↓
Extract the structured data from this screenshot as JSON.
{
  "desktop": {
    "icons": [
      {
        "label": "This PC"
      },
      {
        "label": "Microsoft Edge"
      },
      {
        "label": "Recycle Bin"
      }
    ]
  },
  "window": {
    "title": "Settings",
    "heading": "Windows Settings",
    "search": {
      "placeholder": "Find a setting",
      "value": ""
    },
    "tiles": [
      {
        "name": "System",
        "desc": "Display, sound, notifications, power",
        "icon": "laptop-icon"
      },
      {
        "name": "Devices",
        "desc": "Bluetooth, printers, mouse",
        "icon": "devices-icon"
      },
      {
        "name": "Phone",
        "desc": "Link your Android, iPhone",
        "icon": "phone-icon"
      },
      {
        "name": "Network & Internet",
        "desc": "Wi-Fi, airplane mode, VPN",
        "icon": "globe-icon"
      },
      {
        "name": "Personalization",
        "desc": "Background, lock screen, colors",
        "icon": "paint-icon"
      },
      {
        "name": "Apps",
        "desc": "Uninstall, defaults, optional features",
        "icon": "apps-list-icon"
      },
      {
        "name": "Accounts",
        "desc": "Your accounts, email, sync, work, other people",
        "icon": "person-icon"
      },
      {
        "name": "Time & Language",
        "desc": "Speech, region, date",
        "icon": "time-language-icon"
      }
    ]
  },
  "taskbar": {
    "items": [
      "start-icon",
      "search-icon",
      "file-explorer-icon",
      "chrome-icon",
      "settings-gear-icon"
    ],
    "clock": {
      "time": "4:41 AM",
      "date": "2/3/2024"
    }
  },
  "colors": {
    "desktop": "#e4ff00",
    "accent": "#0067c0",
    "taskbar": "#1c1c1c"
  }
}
↑
Each line of the material should be duplicated exactly, please.

Extract the structured data from this screenshot as JSON.
{
  "desktop": {
    "icons": [
      {
        "label": "This PC"
      },
      {
        "label": "Microsoft Edge"
      },
      {
        "label": "Recycle Bin"
      }
    ]
  },
  "window": {
    "title": "Settings",
    "heading": "Windows Settings",
    "search": {
      "placeholder": "Find a setting",
      "value": ""
    },
    "tiles": [
      {
        "name": "System",
        "desc": "Display, sound, notifications, power",
        "icon": "laptop-icon"
      },
      {
        "name": "Devices",
        "desc": "Bluetooth, printers, mouse",
        "icon": "devices-icon"
      },
      {
        "name": "Phone",
        "desc": "Link your Android, iPhone",
        "icon": "phone-icon"
      },
      {
        "name": "Network & Internet",
        "desc": "Wi-Fi, airplane mode, VPN",
        "icon": "globe-icon"
      },
      {
        "name": "Personalization",
        "desc": "Background, lock screen, colors",
        "icon": "paint-icon"
      },
      {
        "name": "Apps",
        "desc": "Uninstall, defaults, optional features",
        "icon": "apps-list-icon"
      },
      {
        "name": "Accounts",
        "desc": "Your accounts, email, sync, work, other people",
        "icon": "person-icon"
      },
      {
        "name": "Time & Language",
        "desc": "Speech, region, date",
        "icon": "time-language-icon"
      }
    ]
  },
  "taskbar": {
    "items": [
      "start-icon",
      "search-icon",
      "file-explorer-icon",
      "chrome-icon",
      "settings-gear-icon"
    ],
    "clock": {
      "time": "4:41 AM",
      "date": "2/3/2024"
    }
  },
  "colors": {
    "desktop": "#e4ff00",
    "accent": "#0067c0",
    "taskbar": "#1c1c1c"
  }
}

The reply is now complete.